[WHAT IS NEEDED]
Type out the records that follow, exactly as given.

-- start --

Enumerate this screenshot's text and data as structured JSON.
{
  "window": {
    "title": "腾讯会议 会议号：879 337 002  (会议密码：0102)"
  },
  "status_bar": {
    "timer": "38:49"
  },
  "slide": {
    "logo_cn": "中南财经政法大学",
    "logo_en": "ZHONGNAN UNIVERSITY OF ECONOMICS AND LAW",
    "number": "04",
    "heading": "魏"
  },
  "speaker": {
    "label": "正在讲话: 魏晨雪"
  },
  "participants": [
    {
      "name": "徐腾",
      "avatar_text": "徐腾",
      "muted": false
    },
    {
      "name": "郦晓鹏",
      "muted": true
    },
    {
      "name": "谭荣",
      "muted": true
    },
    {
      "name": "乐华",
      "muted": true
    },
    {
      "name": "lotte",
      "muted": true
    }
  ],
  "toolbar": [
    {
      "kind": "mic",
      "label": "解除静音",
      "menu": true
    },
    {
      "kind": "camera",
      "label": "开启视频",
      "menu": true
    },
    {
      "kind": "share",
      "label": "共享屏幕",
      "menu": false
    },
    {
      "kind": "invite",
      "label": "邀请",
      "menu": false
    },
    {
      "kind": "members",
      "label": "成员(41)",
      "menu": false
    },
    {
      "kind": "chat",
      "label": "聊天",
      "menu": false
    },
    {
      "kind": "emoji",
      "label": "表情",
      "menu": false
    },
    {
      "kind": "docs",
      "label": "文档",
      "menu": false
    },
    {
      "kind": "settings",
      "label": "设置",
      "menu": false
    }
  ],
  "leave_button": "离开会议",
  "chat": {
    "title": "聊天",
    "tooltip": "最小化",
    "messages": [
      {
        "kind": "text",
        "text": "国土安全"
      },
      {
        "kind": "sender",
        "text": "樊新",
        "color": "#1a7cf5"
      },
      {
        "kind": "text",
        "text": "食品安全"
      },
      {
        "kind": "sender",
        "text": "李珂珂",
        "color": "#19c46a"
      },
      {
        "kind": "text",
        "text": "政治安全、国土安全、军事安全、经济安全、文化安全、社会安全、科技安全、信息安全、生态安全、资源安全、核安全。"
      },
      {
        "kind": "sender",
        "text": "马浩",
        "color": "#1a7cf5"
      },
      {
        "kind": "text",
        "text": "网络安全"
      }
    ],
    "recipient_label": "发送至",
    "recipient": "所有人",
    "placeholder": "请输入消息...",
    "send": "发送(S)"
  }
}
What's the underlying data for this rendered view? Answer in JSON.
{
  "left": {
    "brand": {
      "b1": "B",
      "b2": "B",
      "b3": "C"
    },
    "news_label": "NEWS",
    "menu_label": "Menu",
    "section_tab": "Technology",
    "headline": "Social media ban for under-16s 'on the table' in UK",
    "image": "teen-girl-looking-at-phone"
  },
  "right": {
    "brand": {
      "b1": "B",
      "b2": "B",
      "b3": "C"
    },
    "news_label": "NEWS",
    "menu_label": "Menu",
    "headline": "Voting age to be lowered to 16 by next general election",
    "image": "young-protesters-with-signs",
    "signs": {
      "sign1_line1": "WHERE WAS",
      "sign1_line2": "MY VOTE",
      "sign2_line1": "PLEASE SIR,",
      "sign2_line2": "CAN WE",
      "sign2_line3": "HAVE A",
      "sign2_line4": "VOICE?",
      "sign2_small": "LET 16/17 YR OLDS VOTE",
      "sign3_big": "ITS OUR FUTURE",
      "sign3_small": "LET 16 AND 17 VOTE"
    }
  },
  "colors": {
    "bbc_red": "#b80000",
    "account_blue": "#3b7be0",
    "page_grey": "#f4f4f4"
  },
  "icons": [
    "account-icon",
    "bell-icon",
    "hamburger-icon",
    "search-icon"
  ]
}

-- end --

[SOLUTION TO THIS TASK]
Enumerate this screenshot's text and data as structured JSON.
{
  "window": {
    "title": "腾讯会议 会议号：879 337 002  (会议密码：0102)"
  },
  "status_bar": {
    "timer": "38:49"
  },
  "slide": {
    "logo_cn": "中南财经政法大学",
    "logo_en": "ZHONGNAN UNIVERSITY OF ECONOMICS AND LAW",
    "number": "04",
    "heading": "魏"
  },
  "speaker": {
    "label": "正在讲话: 魏晨雪"
  },
  "participants": [
    {
      "name": "徐腾",
      "avatar_text": "徐腾",
      "muted": false
    },
    {
      "name": "郦晓鹏",
      "muted": true
    },
    {
      "name": "谭荣",
      "muted": true
    },
    {
      "name": "乐华",
      "muted": true
    },
    {
      "name": "lotte",
      "muted": true
    }
  ],
  "toolbar": [
    {
      "kind": "mic",
      "label": "解除静音",
      "menu": true
    },
    {
      "kind": "camera",
      "label": "开启视频",
      "menu": true
    },
    {
      "kind": "share",
      "label": "共享屏幕",
      "menu": false
    },
    {
      "kind": "invite",
      "label": "邀请",
      "menu": false
    },
    {
      "kind": "members",
      "label": "成员(41)",
      "menu": false
    },
    {
      "kind": "chat",
      "label": "聊天",
      "menu": false
    },
    {
      "kind": "emoji",
      "label": "表情",
      "menu": false
    },
    {
      "kind": "docs",
      "label": "文档",
      "menu": false
    },
    {
      "kind": "settings",
      "label": "设置",
      "menu": false
    }
  ],
  "leave_button": "离开会议",
  "chat": {
    "title": "聊天",
    "tooltip": "最小化",
    "messages": [
      {
        "kind": "text",
        "text": "国土安全"
      },
      {
        "kind": "sender",
        "text": "樊新",
        "color": "#1a7cf5"
      },
      {
        "kind": "text",
        "text": "食品安全"
      },
      {
        "kind": "sender",
        "text": "李珂珂",
        "color": "#19c46a"
      },
      {
        "kind": "text",
        "text": "政治安全、国土安全、军事安全、经济安全、文化安全、社会安全、科技安全、信息安全、生态安全、资源安全、核安全。"
      },
      {
        "kind": "sender",
        "text": "马浩",
        "color": "#1a7cf5"
      },
      {
        "kind": "text",
        "text": "网络安全"
      }
    ],
    "recipient_label": "发送至",
    "recipient": "所有人",
    "placeholder": "请输入消息...",
    "send": "发送(S)"
  }
}
What's the underlying data for this rendered view? Answer in JSON.
{
  "left": {
    "brand": {
      "b1": "B",
      "b2": "B",
      "b3": "C"
    },
    "news_label": "NEWS",
    "menu_label": "Menu",
    "section_tab": "Technology",
    "headline": "Social media ban for under-16s 'on the table' in UK",
    "image": "teen-girl-looking-at-phone"
  },
  "right": {
    "brand": {
      "b1": "B",
      "b2": "B",
      "b3": "C"
    },
    "news_label": "NEWS",
    "menu_label": "Menu",
    "headline": "Voting age to be lowered to 16 by next general election",
    "image": "young-protesters-with-signs",
    "signs": {
      "sign1_line1": "WHERE WAS",
      "sign1_line2": "MY VOTE",
      "sign2_line1": "PLEASE SIR,",
      "sign2_line2": "CAN WE",
      "sign2_line3": "HAVE A",
      "sign2_line4": "VOICE?",
      "sign2_small": "LET 16/17 YR OLDS VOTE",
      "sign3_big": "ITS OUR FUTURE",
      "sign3_small": "LET 16 AND 17 VOTE"
    }
  },
  "colors": {
    "bbc_red": "#b80000",
    "account_blue": "#3b7be0",
    "page_grey": "#f4f4f4"
  },
  "icons": [
    "account-icon",
    "bell-icon",
    "hamburger-icon",
    "search-icon"
  ]
}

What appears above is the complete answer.